**Given task**
Omit all pictures, then retype the data exactly as given.

**Stored records**
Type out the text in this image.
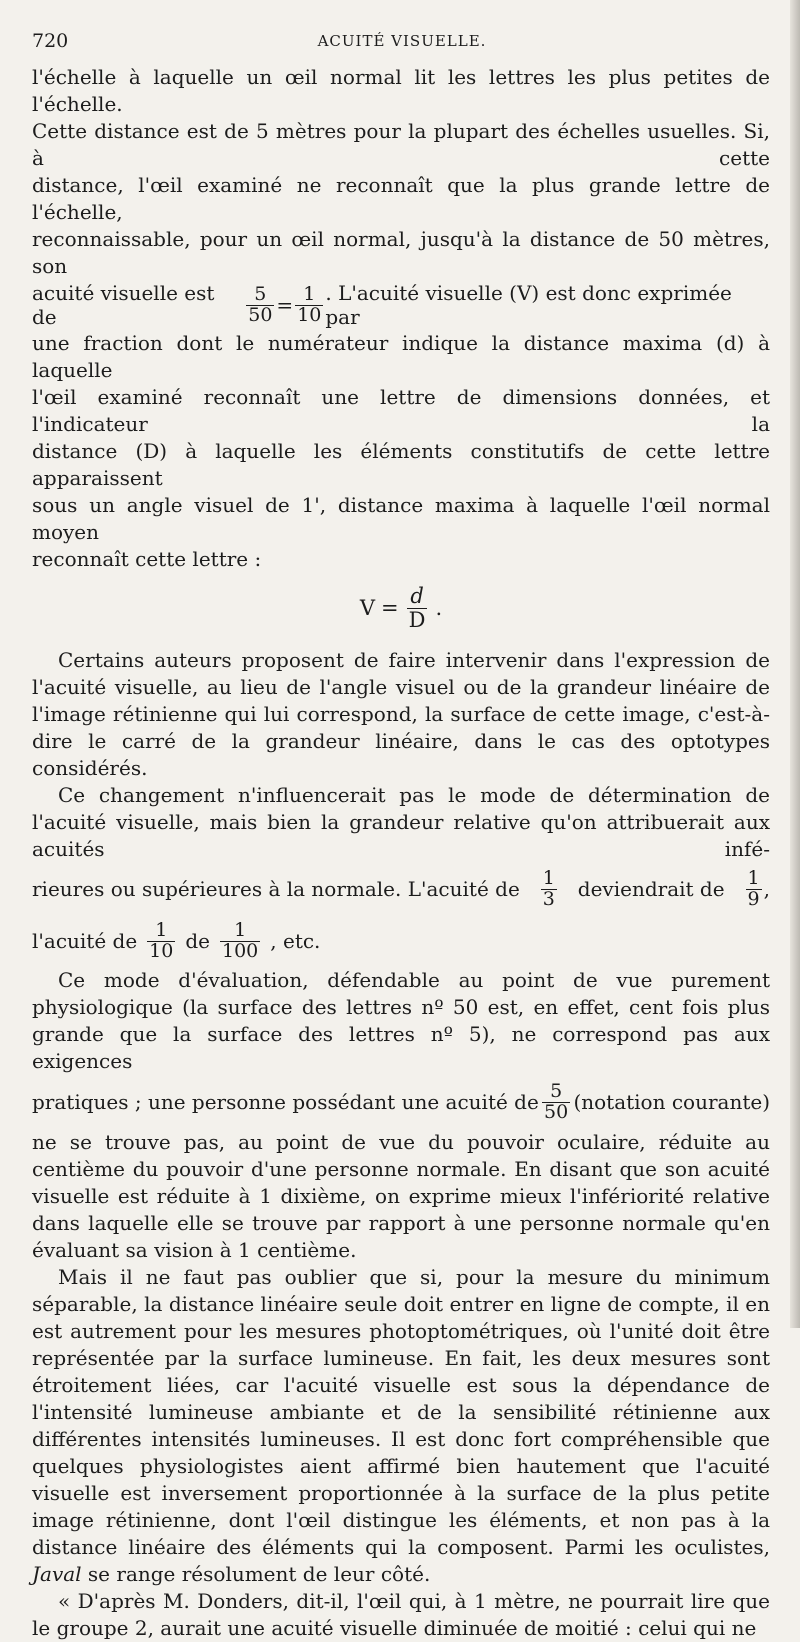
720	ACUITÉ VISUELLE.

l'échelle à laquelle un œil normal lit les lettres les plus petites de l'échelle.

Cette distance est de 5 mètres pour la plupart des échelles usuelles. Si, à cette

distance, l'œil examiné ne reconnaît que la plus grande lettre de l'échelle,

reconnaissable, pour un œil normal, jusqu'à la distance de 50 mètres, son

acuité visuelle est de	$\frac{5}{50} = \frac{1}{10}$ . L'acuité visuelle (V) est donc exprimée par

une fraction dont le numérateur indique la distance maxima (d) à laquelle

l'œil examiné reconnaît une lettre de dimensions données, et l'indicateur la

distance (D) à laquelle les éléments constitutifs de cette lettre apparaissent

sous un angle visuel de 1', distance maxima à laquelle l'œil normal moyen

reconnaît cette lettre :

$V = \frac{d}{D}$ .

Certains auteurs proposent de faire intervenir dans l'expression de l'acuité visuelle, au lieu de l'angle visuel ou de la grandeur linéaire de l'image rétinienne qui lui correspond, la surface de cette image, c'est-à-dire le carré de la grandeur linéaire, dans le cas des optotypes considérés.

Ce changement n'influencerait pas le mode de détermination de l'acuité visuelle, mais bien la grandeur relative qu'on attribuerait aux acuités infé-

rieures ou supérieures à la normale. L'acuité de $\frac{1}{3}$ deviendrait de $\frac{1}{9}$ ,
l'acuité de $\frac{1}{10}$ de $\frac{1}{100}$ , etc.

Ce mode d'évaluation, défendable au point de vue purement physiologique (la surface des lettres nº 50 est, en effet, cent fois plus grande que la surface des lettres nº 5), ne correspond pas aux exigences

pratiques ; une personne possédant une acuité de $\frac{5}{50}$ (notation courante)

ne se trouve pas, au point de vue du pouvoir oculaire, réduite au centième du pouvoir d'une personne normale. En disant que son acuité visuelle est réduite à 1 dixième, on exprime mieux l'infériorité relative dans laquelle elle se trouve par rapport à une personne normale qu'en évaluant sa vision à 1 centième.

Mais il ne faut pas oublier que si, pour la mesure du minimum séparable, la distance linéaire seule doit entrer en ligne de compte, il en est autrement pour les mesures photoptométriques, où l'unité doit être représentée par la surface lumineuse. En fait, les deux mesures sont étroitement liées, car l'acuité visuelle est sous la dépendance de l'intensité lumineuse ambiante et de la sensibilité rétinienne aux différentes intensités lumineuses. Il est donc fort compréhensible que quelques physiologistes aient affirmé bien hautement que l'acuité visuelle est inversement proportionnée à la surface de la plus petite image rétinienne, dont l'œil distingue les éléments, et non pas à la distance linéaire des éléments qui la composent. Parmi les oculistes, Javal se range résolument de leur côté.

« D'après M. Donders, dit-il, l'œil qui, à 1 mètre, ne pourrait lire que le groupe 2, aurait une acuité visuelle diminuée de moitié : celui qui ne
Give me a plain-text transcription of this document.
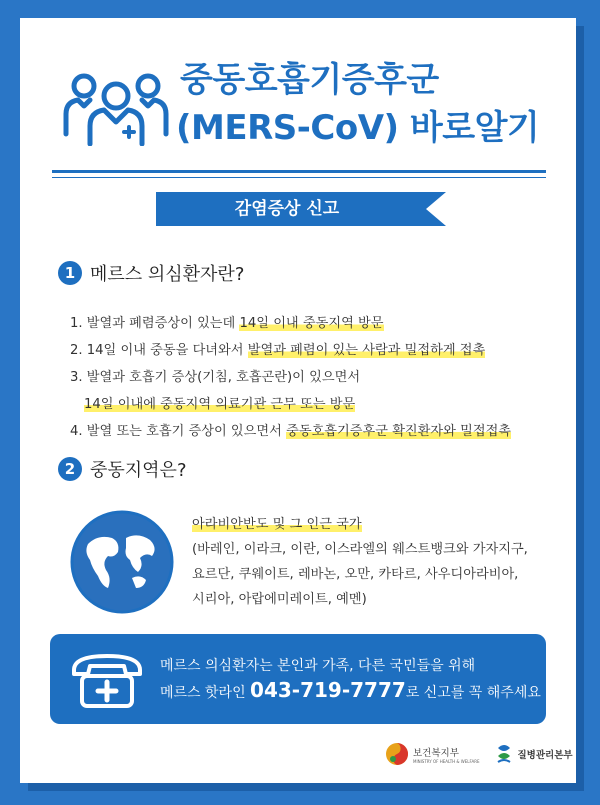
중동호흡기증후군
(MERS-CoV) 바로알기
감염증상 신고
1 메르스 의심환자란?
1. 발열과 폐렴증상이 있는데 14일 이내 중동지역 방문
2. 14일 이내 중동을 다녀와서 발열과 폐렴이 있는 사람과 밀접하게 접촉
3. 발열과 호흡기 증상(기침, 호흡곤란)이 있으면서
14일 이내에 중동지역 의료기관 근무 또는 방문
4. 발열 또는 호흡기 증상이 있으면서 중동호흡기증후군 확진환자와 밀접접촉
2 중동지역은?
아라비안반도 및 그 인근 국가
(바레인, 이라크, 이란, 이스라엘의 웨스트뱅크와 가자지구,
요르단, 쿠웨이트, 레바논, 오만, 카타르, 사우디아라비아,
시리아, 아랍에미레이트, 예멘)
메르스 의심환자는 본인과 가족, 다른 국민들을 위해
메르스 핫라인 043-719-7777로 신고를 꼭 해주세요
보건복지부
MINISTRY OF HEALTH & WELFARE	질병관리본부
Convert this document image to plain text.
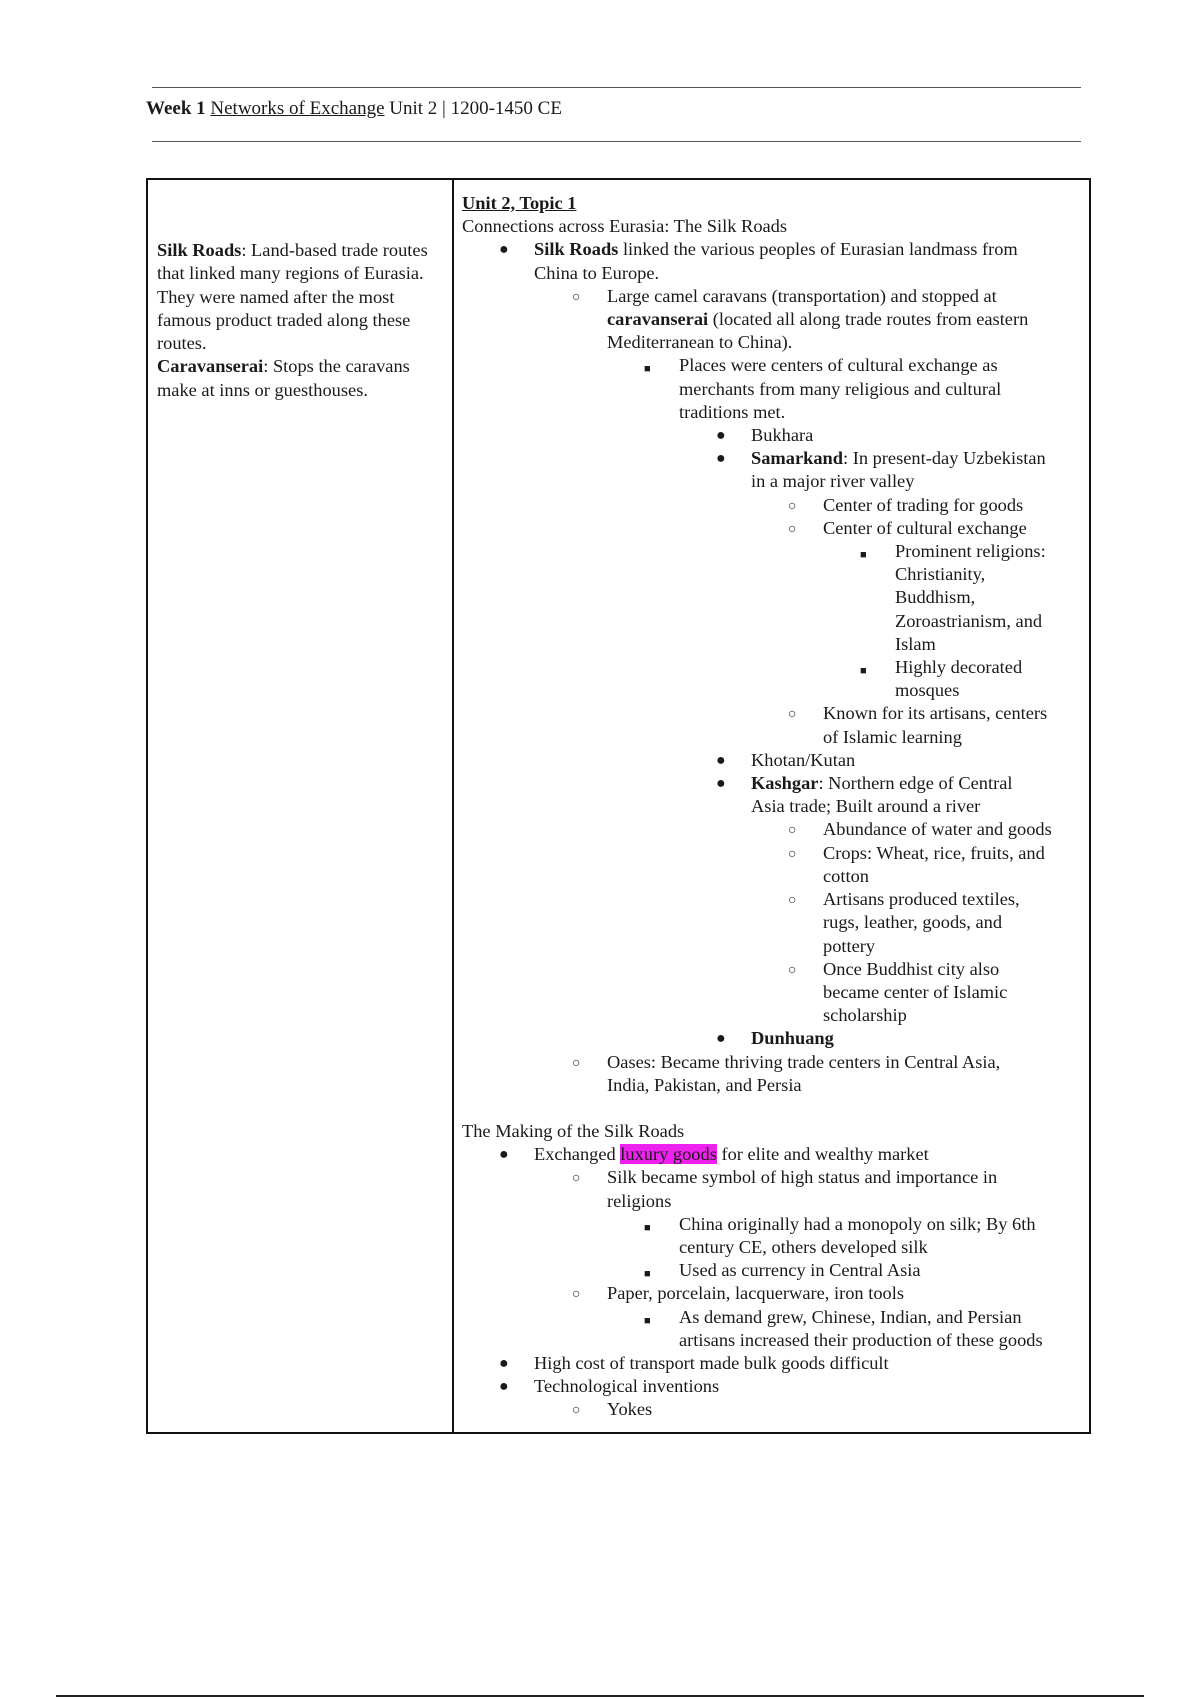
Week 1 Networks of Exchange Unit 2 | 1200-1450 CE
Silk Roads: Land-based trade routes that linked many regions of Eurasia. They were named after the most famous product traded along these routes.
Caravanserai: Stops the caravans make at inns or guesthouses.
Unit 2, Topic 1
Connections across Eurasia: The Silk Roads
● Silk Roads linked the various peoples of Eurasian landmass from
China to Europe.
○ Large camel caravans (transportation) and stopped at
caravanserai (located all along trade routes from eastern
Mediterranean to China).
■ Places were centers of cultural exchange as
merchants from many religious and cultural
traditions met.
● Bukhara
● Samarkand: In present-day Uzbekistan
in a major river valley
○ Center of trading for goods
○ Center of cultural exchange
■ Prominent religions:
Christianity,
Buddhism,
Zoroastrianism, and
Islam
■ Highly decorated
mosques
○ Known for its artisans, centers
of Islamic learning
● Khotan/Kutan
● Kashgar: Northern edge of Central
Asia trade; Built around a river
○ Abundance of water and goods
○ Crops: Wheat, rice, fruits, and
cotton
○ Artisans produced textiles,
rugs, leather, goods, and
pottery
○ Once Buddhist city also
became center of Islamic
scholarship
● Dunhuang
○ Oases: Became thriving trade centers in Central Asia,
India, Pakistan, and Persia
The Making of the Silk Roads
● Exchanged luxury goods for elite and wealthy market
○ Silk became symbol of high status and importance in
religions
■ China originally had a monopoly on silk; By 6th
century CE, others developed silk
■ Used as currency in Central Asia
○ Paper, porcelain, lacquerware, iron tools
■ As demand grew, Chinese, Indian, and Persian
artisans increased their production of these goods
● High cost of transport made bulk goods difficult
● Technological inventions
○ Yokes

**Output for this task**
Type out the text in this image.
720	ACUITÉ VISUELLE.

l'échelle à laquelle un œil normal lit les lettres les plus petites de l'échelle.

Cette distance est de 5 mètres pour la plupart des échelles usuelles. Si, à cette

distance, l'œil examiné ne reconnaît que la plus grande lettre de l'échelle,

reconnaissable, pour un œil normal, jusqu'à la distance de 50 mètres, son

acuité visuelle est de	$\frac{5}{50} = \frac{1}{10}$ . L'acuité visuelle (V) est donc exprimée par

une fraction dont le numérateur indique la distance maxima (d) à laquelle

l'œil examiné reconnaît une lettre de dimensions données, et l'indicateur la

distance (D) à laquelle les éléments constitutifs de cette lettre apparaissent

sous un angle visuel de 1', distance maxima à laquelle l'œil normal moyen

reconnaît cette lettre :

$V = \frac{d}{D}$ .

Certains auteurs proposent de faire intervenir dans l'expression de l'acuité visuelle, au lieu de l'angle visuel ou de la grandeur linéaire de l'image rétinienne qui lui correspond, la surface de cette image, c'est-à-dire le carré de la grandeur linéaire, dans le cas des optotypes considérés.

Ce changement n'influencerait pas le mode de détermination de l'acuité visuelle, mais bien la grandeur relative qu'on attribuerait aux acuités infé-

rieures ou supérieures à la normale. L'acuité de $\frac{1}{3}$ deviendrait de $\frac{1}{9}$ ,
l'acuité de $\frac{1}{10}$ de $\frac{1}{100}$ , etc.

Ce mode d'évaluation, défendable au point de vue purement physiologique (la surface des lettres nº 50 est, en effet, cent fois plus grande que la surface des lettres nº 5), ne correspond pas aux exigences

pratiques ; une personne possédant une acuité de $\frac{5}{50}$ (notation courante)

ne se trouve pas, au point de vue du pouvoir oculaire, réduite au centième du pouvoir d'une personne normale. En disant que son acuité visuelle est réduite à 1 dixième, on exprime mieux l'infériorité relative dans laquelle elle se trouve par rapport à une personne normale qu'en évaluant sa vision à 1 centième.

Mais il ne faut pas oublier que si, pour la mesure du minimum séparable, la distance linéaire seule doit entrer en ligne de compte, il en est autrement pour les mesures photoptométriques, où l'unité doit être représentée par la surface lumineuse. En fait, les deux mesures sont étroitement liées, car l'acuité visuelle est sous la dépendance de l'intensité lumineuse ambiante et de la sensibilité rétinienne aux différentes intensités lumineuses. Il est donc fort compréhensible que quelques physiologistes aient affirmé bien hautement que l'acuité visuelle est inversement proportionnée à la surface de la plus petite image rétinienne, dont l'œil distingue les éléments, et non pas à la distance linéaire des éléments qui la composent. Parmi les oculistes, Javal se range résolument de leur côté.

« D'après M. Donders, dit-il, l'œil qui, à 1 mètre, ne pourrait lire que le groupe 2, aurait une acuité visuelle diminuée de moitié : celui qui ne
Give me a plain-text transcription of this document.
중동호흡기증후군
(MERS-CoV) 바로알기
감염증상 신고
1 메르스 의심환자란?
1. 발열과 폐렴증상이 있는데 14일 이내 중동지역 방문
2. 14일 이내 중동을 다녀와서 발열과 폐렴이 있는 사람과 밀접하게 접촉
3. 발열과 호흡기 증상(기침, 호흡곤란)이 있으면서
14일 이내에 중동지역 의료기관 근무 또는 방문
4. 발열 또는 호흡기 증상이 있으면서 중동호흡기증후군 확진환자와 밀접접촉
2 중동지역은?
아라비안반도 및 그 인근 국가
(바레인, 이라크, 이란, 이스라엘의 웨스트뱅크와 가자지구,
요르단, 쿠웨이트, 레바논, 오만, 카타르, 사우디아라비아,
시리아, 아랍에미레이트, 예멘)
메르스 의심환자는 본인과 가족, 다른 국민들을 위해
메르스 핫라인 043-719-7777로 신고를 꼭 해주세요
보건복지부
MINISTRY OF HEALTH & WELFARE	질병관리본부
Convert this document image to plain text.
Week 1 Networks of Exchange Unit 2 | 1200-1450 CE
Silk Roads: Land-based trade routes that linked many regions of Eurasia. They were named after the most famous product traded along these routes.
Caravanserai: Stops the caravans make at inns or guesthouses.
Unit 2, Topic 1
Connections across Eurasia: The Silk Roads
● Silk Roads linked the various peoples of Eurasian landmass from
China to Europe.
○ Large camel caravans (transportation) and stopped at
caravanserai (located all along trade routes from eastern
Mediterranean to China).
■ Places were centers of cultural exchange as
merchants from many religious and cultural
traditions met.
● Bukhara
● Samarkand: In present-day Uzbekistan
in a major river valley
○ Center of trading for goods
○ Center of cultural exchange
■ Prominent religions:
Christianity,
Buddhism,
Zoroastrianism, and
Islam
■ Highly decorated
mosques
○ Known for its artisans, centers
of Islamic learning
● Khotan/Kutan
● Kashgar: Northern edge of Central
Asia trade; Built around a river
○ Abundance of water and goods
○ Crops: Wheat, rice, fruits, and
cotton
○ Artisans produced textiles,
rugs, leather, goods, and
pottery
○ Once Buddhist city also
became center of Islamic
scholarship
● Dunhuang
○ Oases: Became thriving trade centers in Central Asia,
India, Pakistan, and Persia
The Making of the Silk Roads
● Exchanged luxury goods for elite and wealthy market
○ Silk became symbol of high status and importance in
religions
■ China originally had a monopoly on silk; By 6th
century CE, others developed silk
■ Used as currency in Central Asia
○ Paper, porcelain, lacquerware, iron tools
■ As demand grew, Chinese, Indian, and Persian
artisans increased their production of these goods
● High cost of transport made bulk goods difficult
● Technological inventions
○ Yokes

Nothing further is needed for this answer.